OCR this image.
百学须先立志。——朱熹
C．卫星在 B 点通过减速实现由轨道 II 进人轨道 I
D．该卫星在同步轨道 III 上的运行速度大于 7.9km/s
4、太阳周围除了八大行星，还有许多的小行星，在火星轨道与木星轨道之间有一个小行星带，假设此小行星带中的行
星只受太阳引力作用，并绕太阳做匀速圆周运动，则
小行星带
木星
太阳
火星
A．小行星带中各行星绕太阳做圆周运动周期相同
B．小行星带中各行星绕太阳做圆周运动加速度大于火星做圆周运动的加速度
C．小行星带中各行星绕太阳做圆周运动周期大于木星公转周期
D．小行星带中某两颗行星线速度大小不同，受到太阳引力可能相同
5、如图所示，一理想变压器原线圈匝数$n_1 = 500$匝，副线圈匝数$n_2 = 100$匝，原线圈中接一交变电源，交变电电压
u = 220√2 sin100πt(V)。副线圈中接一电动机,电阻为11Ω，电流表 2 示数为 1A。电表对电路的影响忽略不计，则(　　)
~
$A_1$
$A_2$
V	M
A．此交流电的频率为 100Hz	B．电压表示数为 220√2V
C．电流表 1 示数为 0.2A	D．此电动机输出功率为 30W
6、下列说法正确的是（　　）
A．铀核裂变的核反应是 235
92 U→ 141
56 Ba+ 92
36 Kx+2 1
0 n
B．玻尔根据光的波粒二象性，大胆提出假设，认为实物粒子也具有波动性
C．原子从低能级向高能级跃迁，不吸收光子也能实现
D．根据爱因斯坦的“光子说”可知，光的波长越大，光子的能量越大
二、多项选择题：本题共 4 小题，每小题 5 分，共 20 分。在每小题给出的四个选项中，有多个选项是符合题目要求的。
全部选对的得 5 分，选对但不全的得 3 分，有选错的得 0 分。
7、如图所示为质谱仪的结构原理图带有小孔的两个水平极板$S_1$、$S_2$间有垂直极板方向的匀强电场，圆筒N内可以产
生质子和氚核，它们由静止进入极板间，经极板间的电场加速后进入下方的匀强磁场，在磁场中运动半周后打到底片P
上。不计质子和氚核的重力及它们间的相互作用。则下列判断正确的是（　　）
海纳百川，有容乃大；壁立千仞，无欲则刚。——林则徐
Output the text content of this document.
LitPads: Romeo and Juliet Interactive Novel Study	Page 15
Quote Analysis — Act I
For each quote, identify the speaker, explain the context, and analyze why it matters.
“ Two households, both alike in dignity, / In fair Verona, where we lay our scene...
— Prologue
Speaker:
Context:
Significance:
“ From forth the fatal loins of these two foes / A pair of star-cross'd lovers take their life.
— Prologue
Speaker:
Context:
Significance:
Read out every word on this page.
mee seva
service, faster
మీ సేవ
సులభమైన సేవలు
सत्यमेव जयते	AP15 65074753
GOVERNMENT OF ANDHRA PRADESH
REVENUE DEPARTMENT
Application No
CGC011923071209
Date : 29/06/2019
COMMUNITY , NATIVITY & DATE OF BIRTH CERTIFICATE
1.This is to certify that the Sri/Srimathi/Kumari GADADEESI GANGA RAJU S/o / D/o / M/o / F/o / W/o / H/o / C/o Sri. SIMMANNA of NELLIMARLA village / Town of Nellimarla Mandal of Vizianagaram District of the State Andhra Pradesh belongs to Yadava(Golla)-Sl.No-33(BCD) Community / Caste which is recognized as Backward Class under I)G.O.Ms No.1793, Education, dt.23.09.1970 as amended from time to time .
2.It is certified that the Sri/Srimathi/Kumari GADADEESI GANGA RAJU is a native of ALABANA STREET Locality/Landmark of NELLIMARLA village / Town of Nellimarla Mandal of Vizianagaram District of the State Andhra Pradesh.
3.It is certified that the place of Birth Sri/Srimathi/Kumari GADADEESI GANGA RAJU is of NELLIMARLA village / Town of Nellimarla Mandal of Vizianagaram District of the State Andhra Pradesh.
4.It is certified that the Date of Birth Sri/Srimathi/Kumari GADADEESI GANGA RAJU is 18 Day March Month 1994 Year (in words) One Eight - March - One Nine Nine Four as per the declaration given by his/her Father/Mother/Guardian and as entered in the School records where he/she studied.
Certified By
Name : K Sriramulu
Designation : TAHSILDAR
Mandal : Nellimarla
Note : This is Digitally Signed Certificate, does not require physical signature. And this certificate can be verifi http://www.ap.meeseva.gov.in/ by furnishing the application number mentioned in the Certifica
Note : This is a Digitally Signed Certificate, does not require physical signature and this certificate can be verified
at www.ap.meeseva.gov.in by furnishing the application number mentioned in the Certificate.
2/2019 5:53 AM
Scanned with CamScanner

- _EXERCISE DESCRIPTION_
Extract the complete listing above, reproducing each line exactly.

- _OUTPUT FOR THIS EXERCISE_
OCR this image.
百学须先立志。——朱熹
C．卫星在 B 点通过减速实现由轨道 II 进人轨道 I
D．该卫星在同步轨道 III 上的运行速度大于 7.9km/s
4、太阳周围除了八大行星，还有许多的小行星，在火星轨道与木星轨道之间有一个小行星带，假设此小行星带中的行
星只受太阳引力作用，并绕太阳做匀速圆周运动，则
小行星带
木星
太阳
火星
A．小行星带中各行星绕太阳做圆周运动周期相同
B．小行星带中各行星绕太阳做圆周运动加速度大于火星做圆周运动的加速度
C．小行星带中各行星绕太阳做圆周运动周期大于木星公转周期
D．小行星带中某两颗行星线速度大小不同，受到太阳引力可能相同
5、如图所示，一理想变压器原线圈匝数$n_1 = 500$匝，副线圈匝数$n_2 = 100$匝，原线圈中接一交变电源，交变电电压
u = 220√2 sin100πt(V)。副线圈中接一电动机,电阻为11Ω，电流表 2 示数为 1A。电表对电路的影响忽略不计，则(　　)
~
$A_1$
$A_2$
V	M
A．此交流电的频率为 100Hz	B．电压表示数为 220√2V
C．电流表 1 示数为 0.2A	D．此电动机输出功率为 30W
6、下列说法正确的是（　　）
A．铀核裂变的核反应是 235
92 U→ 141
56 Ba+ 92
36 Kx+2 1
0 n
B．玻尔根据光的波粒二象性，大胆提出假设，认为实物粒子也具有波动性
C．原子从低能级向高能级跃迁，不吸收光子也能实现
D．根据爱因斯坦的“光子说”可知，光的波长越大，光子的能量越大
二、多项选择题：本题共 4 小题，每小题 5 分，共 20 分。在每小题给出的四个选项中，有多个选项是符合题目要求的。
全部选对的得 5 分，选对但不全的得 3 分，有选错的得 0 分。
7、如图所示为质谱仪的结构原理图带有小孔的两个水平极板$S_1$、$S_2$间有垂直极板方向的匀强电场，圆筒N内可以产
生质子和氚核，它们由静止进入极板间，经极板间的电场加速后进入下方的匀强磁场，在磁场中运动半周后打到底片P
上。不计质子和氚核的重力及它们间的相互作用。则下列判断正确的是（　　）
海纳百川，有容乃大；壁立千仞，无欲则刚。——林则徐
Output the text content of this document.
LitPads: Romeo and Juliet Interactive Novel Study	Page 15
Quote Analysis — Act I
For each quote, identify the speaker, explain the context, and analyze why it matters.
“ Two households, both alike in dignity, / In fair Verona, where we lay our scene...
— Prologue
Speaker:
Context:
Significance:
“ From forth the fatal loins of these two foes / A pair of star-cross'd lovers take their life.
— Prologue
Speaker:
Context:
Significance:
Read out every word on this page.
mee seva
service, faster
మీ సేవ
సులభమైన సేవలు
सत्यमेव जयते	AP15 65074753
GOVERNMENT OF ANDHRA PRADESH
REVENUE DEPARTMENT
Application No
CGC011923071209
Date : 29/06/2019
COMMUNITY , NATIVITY & DATE OF BIRTH CERTIFICATE
1.This is to certify that the Sri/Srimathi/Kumari GADADEESI GANGA RAJU S/o / D/o / M/o / F/o / W/o / H/o / C/o Sri. SIMMANNA of NELLIMARLA village / Town of Nellimarla Mandal of Vizianagaram District of the State Andhra Pradesh belongs to Yadava(Golla)-Sl.No-33(BCD) Community / Caste which is recognized as Backward Class under I)G.O.Ms No.1793, Education, dt.23.09.1970 as amended from time to time .
2.It is certified that the Sri/Srimathi/Kumari GADADEESI GANGA RAJU is a native of ALABANA STREET Locality/Landmark of NELLIMARLA village / Town of Nellimarla Mandal of Vizianagaram District of the State Andhra Pradesh.
3.It is certified that the place of Birth Sri/Srimathi/Kumari GADADEESI GANGA RAJU is of NELLIMARLA village / Town of Nellimarla Mandal of Vizianagaram District of the State Andhra Pradesh.
4.It is certified that the Date of Birth Sri/Srimathi/Kumari GADADEESI GANGA RAJU is 18 Day March Month 1994 Year (in words) One Eight - March - One Nine Nine Four as per the declaration given by his/her Father/Mother/Guardian and as entered in the School records where he/she studied.
Certified By
Name : K Sriramulu
Designation : TAHSILDAR
Mandal : Nellimarla
Note : This is Digitally Signed Certificate, does not require physical signature. And this certificate can be verifi http://www.ap.meeseva.gov.in/ by furnishing the application number mentioned in the Certifica
Note : This is a Digitally Signed Certificate, does not require physical signature and this certificate can be verified
at www.ap.meeseva.gov.in by furnishing the application number mentioned in the Certificate.
2/2019 5:53 AM
Scanned with CamScanner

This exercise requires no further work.